• DIRECTIONS:
Pull out every line below that contains the word "screenshot".

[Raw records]
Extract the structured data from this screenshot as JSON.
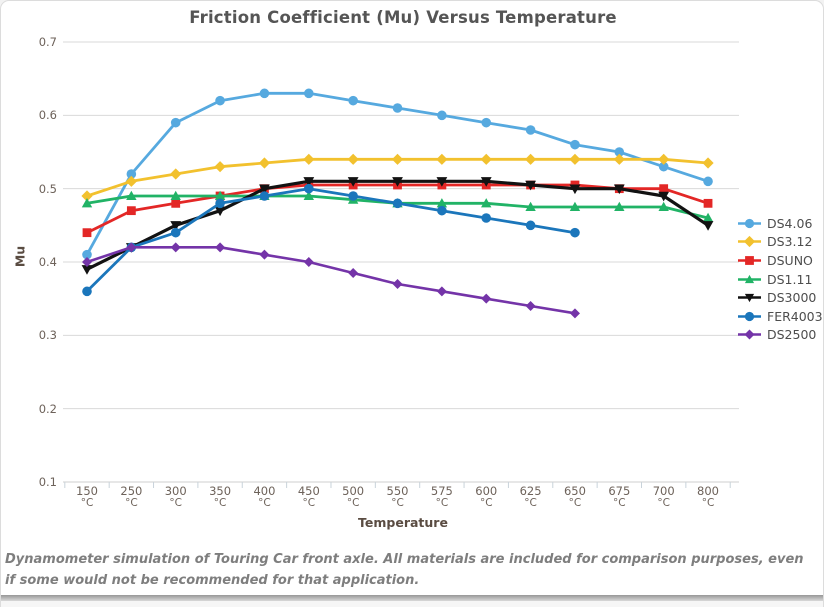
{
  "page": {
    "caption": "Dynamometer simulation of Touring Car front axle. All materials are included for comparison purposes, even if some would not be recommended for that application."
  },
  "chart_data": {
    "type": "line",
    "title": "Friction Coefficient (Mu) Versus Temperature",
    "xlabel": "Temperature",
    "ylabel": "Mu",
    "ylim": [
      0.1,
      0.7
    ],
    "y_ticks": [
      0.7,
      0.6,
      0.5,
      0.4,
      0.3,
      0.2,
      0.1
    ],
    "grid": true,
    "legend_position": "right",
    "categories": [
      "150",
      "250",
      "300",
      "350",
      "400",
      "450",
      "500",
      "550",
      "575",
      "600",
      "625",
      "650",
      "675",
      "700",
      "800"
    ],
    "category_unit": "°C",
    "colors": {
      "grid": "#d9d9d9",
      "axis": "#cfcfcf",
      "tick": "#c9d3da",
      "title": "#555555",
      "axis_title": "#5a4c42",
      "tick_label": "#6d625a"
    },
    "series": [
      {
        "name": "DS4.06",
        "color": "#56A9DF",
        "marker": "circle",
        "marker_size": 4.8,
        "line_width": 2.8,
        "values": [
          0.41,
          0.52,
          0.59,
          0.62,
          0.63,
          0.63,
          0.62,
          0.61,
          0.6,
          0.59,
          0.58,
          0.56,
          0.55,
          0.53,
          0.51
        ]
      },
      {
        "name": "DS3.12",
        "color": "#F2C12E",
        "marker": "diamond",
        "marker_size": 4.6,
        "line_width": 2.8,
        "values": [
          0.49,
          0.51,
          0.52,
          0.53,
          0.535,
          0.54,
          0.54,
          0.54,
          0.54,
          0.54,
          0.54,
          0.54,
          0.54,
          0.54,
          0.535
        ]
      },
      {
        "name": "DSUNO",
        "color": "#E32726",
        "marker": "square",
        "marker_size": 4.4,
        "line_width": 2.8,
        "values": [
          0.44,
          0.47,
          0.48,
          0.49,
          0.5,
          0.505,
          0.505,
          0.505,
          0.505,
          0.505,
          0.505,
          0.505,
          0.5,
          0.5,
          0.48
        ]
      },
      {
        "name": "DS1.11",
        "color": "#21B366",
        "marker": "triangle-up",
        "marker_size": 5.2,
        "line_width": 2.8,
        "values": [
          0.48,
          0.49,
          0.49,
          0.49,
          0.49,
          0.49,
          0.485,
          0.48,
          0.48,
          0.48,
          0.475,
          0.475,
          0.475,
          0.475,
          0.46
        ]
      },
      {
        "name": "DS3000",
        "color": "#121212",
        "marker": "triangle-down",
        "marker_size": 5.4,
        "line_width": 3.2,
        "values": [
          0.39,
          0.42,
          0.45,
          0.47,
          0.5,
          0.51,
          0.51,
          0.51,
          0.51,
          0.51,
          0.505,
          0.5,
          0.5,
          0.49,
          0.45
        ]
      },
      {
        "name": "FER4003",
        "color": "#1B76BB",
        "marker": "circle",
        "marker_size": 4.8,
        "line_width": 2.8,
        "values": [
          0.36,
          0.42,
          0.44,
          0.48,
          0.49,
          0.5,
          0.49,
          0.48,
          0.47,
          0.46,
          0.45,
          0.44,
          null,
          null,
          null
        ]
      },
      {
        "name": "DS2500",
        "color": "#7434A8",
        "marker": "diamond",
        "marker_size": 4.0,
        "line_width": 2.6,
        "values": [
          0.4,
          0.42,
          0.42,
          0.42,
          0.41,
          0.4,
          0.385,
          0.37,
          0.36,
          0.35,
          0.34,
          0.33,
          null,
          null,
          null
        ]
      }
    ]
  }
}
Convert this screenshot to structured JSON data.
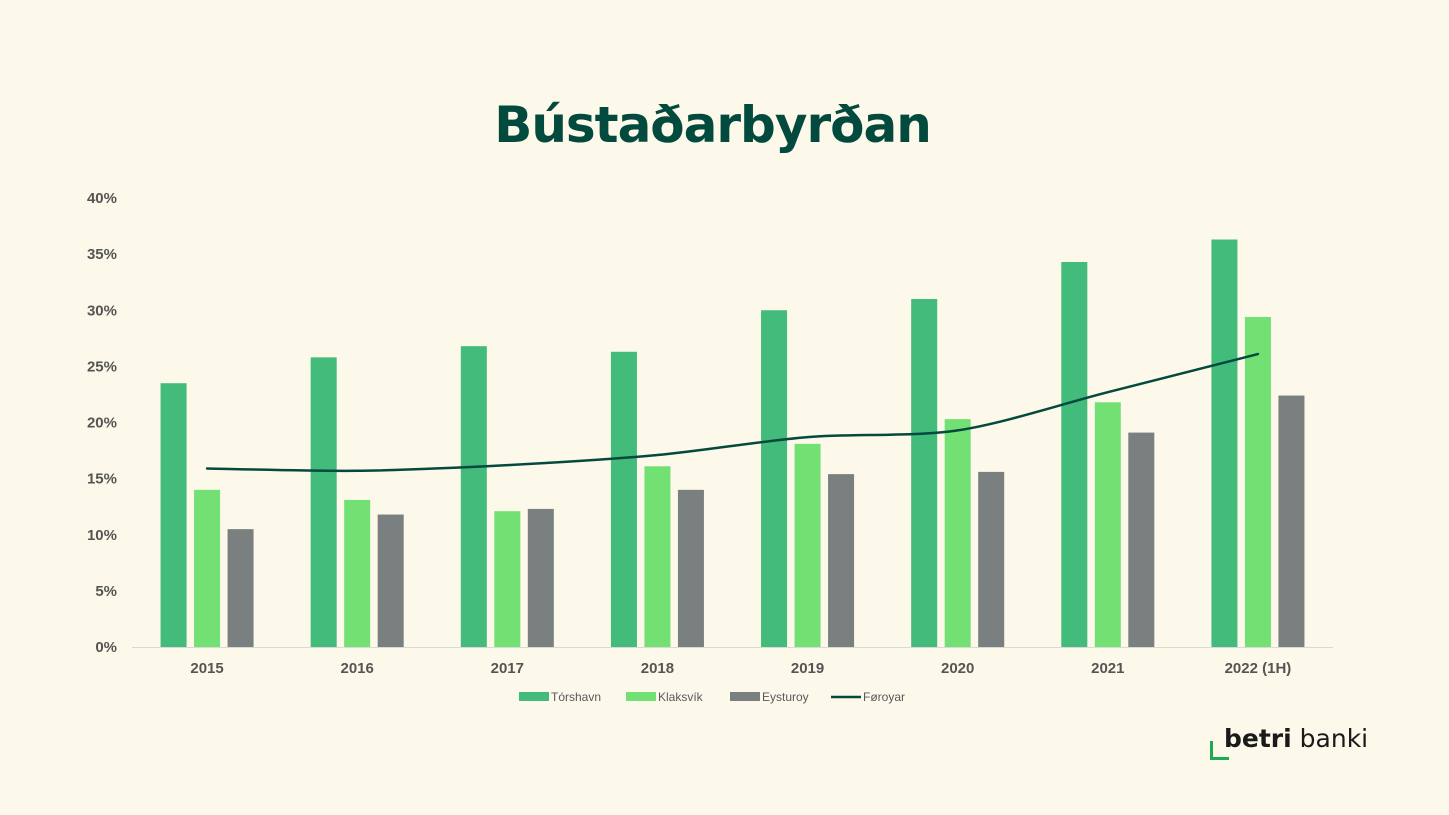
{
  "chart_data": {
    "type": "bar",
    "title": "Bústaðarbyrðan",
    "categories": [
      "2015",
      "2016",
      "2017",
      "2018",
      "2019",
      "2020",
      "2021",
      "2022 (1H)"
    ],
    "series": [
      {
        "name": "Tórshavn",
        "type": "bar",
        "color": "#43BB7B",
        "values": [
          23.5,
          25.8,
          26.8,
          26.3,
          30.0,
          31.0,
          34.3,
          36.3
        ]
      },
      {
        "name": "Klaksvík",
        "type": "bar",
        "color": "#73E074",
        "values": [
          14.0,
          13.1,
          12.1,
          16.1,
          18.1,
          20.3,
          21.8,
          29.4
        ]
      },
      {
        "name": "Eysturoy",
        "type": "bar",
        "color": "#7A7F7F",
        "values": [
          10.5,
          11.8,
          12.3,
          14.0,
          15.4,
          15.6,
          19.1,
          22.4
        ]
      },
      {
        "name": "Føroyar",
        "type": "line",
        "color": "#034A3E",
        "values": [
          15.9,
          15.7,
          16.2,
          17.1,
          18.7,
          19.3,
          22.7,
          26.1
        ]
      }
    ],
    "ylim": [
      0,
      40
    ],
    "yticks": [
      0,
      5,
      10,
      15,
      20,
      25,
      30,
      35,
      40
    ],
    "ytick_suffix": "%",
    "grid": false,
    "legend_position": "bottom"
  },
  "brand": {
    "bold": "betri",
    "light": "banki",
    "accent_color": "#1DAA52"
  }
}
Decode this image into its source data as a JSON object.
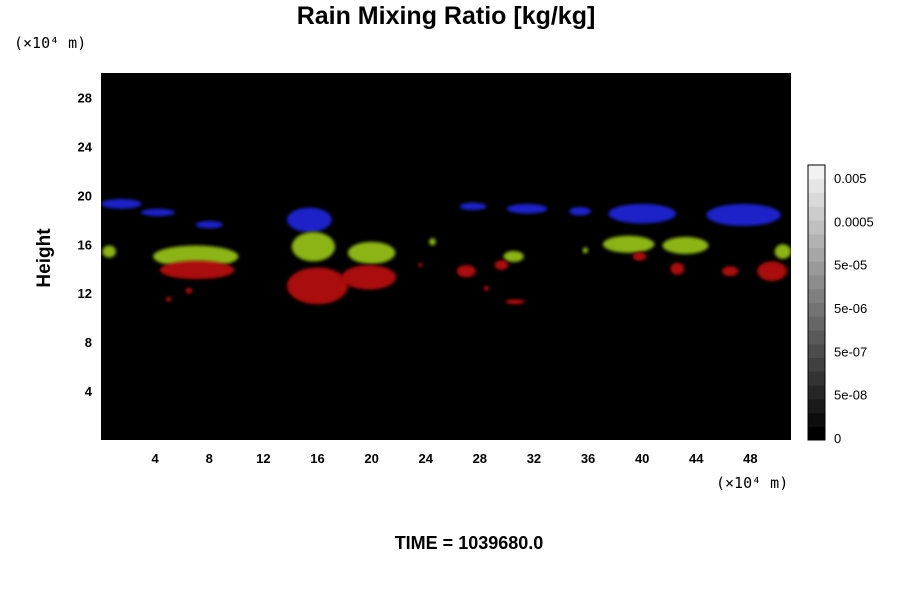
{
  "chart_data": {
    "type": "heatmap",
    "title": "Rain Mixing Ratio [kg/kg]",
    "xlabel": "",
    "ylabel": "Height",
    "x_unit": "(×10⁴ m)",
    "y_unit": "(×10⁴ m)",
    "xlim": [
      0,
      51
    ],
    "ylim": [
      0,
      30
    ],
    "x_ticks": [
      4,
      8,
      12,
      16,
      20,
      24,
      28,
      32,
      36,
      40,
      44,
      48
    ],
    "y_ticks": [
      4,
      8,
      12,
      16,
      20,
      24,
      28
    ],
    "grid": false,
    "background": "#000000",
    "colorbar": {
      "levels": 20,
      "min_color": "#000000",
      "max_color": "#f2f2f2",
      "tick_labels": [
        "0.005",
        "0.0005",
        "5e-05",
        "5e-06",
        "5e-07",
        "5e-08",
        "0"
      ]
    },
    "layers": [
      {
        "color": "#1a22c8",
        "blobs": [
          {
            "x": 1.5,
            "y": 19.3,
            "w": 3.0,
            "h": 0.8
          },
          {
            "x": 4.2,
            "y": 18.6,
            "w": 2.5,
            "h": 0.6
          },
          {
            "x": 8.0,
            "y": 17.6,
            "w": 2.0,
            "h": 0.6
          },
          {
            "x": 15.4,
            "y": 18.0,
            "w": 3.3,
            "h": 2.0
          },
          {
            "x": 27.5,
            "y": 19.1,
            "w": 2.0,
            "h": 0.6
          },
          {
            "x": 31.5,
            "y": 18.9,
            "w": 3.0,
            "h": 0.8
          },
          {
            "x": 35.4,
            "y": 18.7,
            "w": 1.6,
            "h": 0.7
          },
          {
            "x": 40.0,
            "y": 18.5,
            "w": 5.0,
            "h": 1.6
          },
          {
            "x": 47.5,
            "y": 18.4,
            "w": 5.5,
            "h": 1.8
          }
        ]
      },
      {
        "color": "#8cb418",
        "blobs": [
          {
            "x": 0.6,
            "y": 15.4,
            "w": 1.0,
            "h": 1.0
          },
          {
            "x": 7.0,
            "y": 15.0,
            "w": 6.3,
            "h": 1.8
          },
          {
            "x": 15.7,
            "y": 15.8,
            "w": 3.2,
            "h": 2.4
          },
          {
            "x": 20.0,
            "y": 15.3,
            "w": 3.5,
            "h": 1.8
          },
          {
            "x": 24.5,
            "y": 16.2,
            "w": 0.5,
            "h": 0.6
          },
          {
            "x": 30.5,
            "y": 15.0,
            "w": 1.5,
            "h": 0.9
          },
          {
            "x": 35.8,
            "y": 15.5,
            "w": 0.4,
            "h": 0.5
          },
          {
            "x": 39.0,
            "y": 16.0,
            "w": 3.8,
            "h": 1.4
          },
          {
            "x": 43.2,
            "y": 15.9,
            "w": 3.4,
            "h": 1.4
          },
          {
            "x": 50.4,
            "y": 15.4,
            "w": 1.2,
            "h": 1.2
          }
        ]
      },
      {
        "color": "#aa1010",
        "blobs": [
          {
            "x": 7.1,
            "y": 13.9,
            "w": 5.5,
            "h": 1.5
          },
          {
            "x": 5.0,
            "y": 11.5,
            "w": 0.4,
            "h": 0.4
          },
          {
            "x": 6.5,
            "y": 12.2,
            "w": 0.5,
            "h": 0.5
          },
          {
            "x": 16.0,
            "y": 12.6,
            "w": 4.5,
            "h": 3.0
          },
          {
            "x": 19.8,
            "y": 13.3,
            "w": 4.0,
            "h": 2.0
          },
          {
            "x": 23.6,
            "y": 14.3,
            "w": 0.3,
            "h": 0.4
          },
          {
            "x": 27.0,
            "y": 13.8,
            "w": 1.4,
            "h": 1.0
          },
          {
            "x": 28.5,
            "y": 12.4,
            "w": 0.4,
            "h": 0.4
          },
          {
            "x": 29.6,
            "y": 14.3,
            "w": 1.0,
            "h": 0.8
          },
          {
            "x": 30.6,
            "y": 11.3,
            "w": 1.4,
            "h": 0.4
          },
          {
            "x": 39.8,
            "y": 15.0,
            "w": 1.0,
            "h": 0.7
          },
          {
            "x": 42.6,
            "y": 14.0,
            "w": 1.0,
            "h": 1.0
          },
          {
            "x": 46.5,
            "y": 13.8,
            "w": 1.2,
            "h": 0.8
          },
          {
            "x": 49.6,
            "y": 13.8,
            "w": 2.2,
            "h": 1.6
          }
        ]
      }
    ]
  },
  "footer": {
    "time_text": "TIME = 1039680.0"
  }
}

• EXERCISE OUTPUT:
Extract the structured data from this screenshot as JSON.
Convert this screenshot to structured JSON data.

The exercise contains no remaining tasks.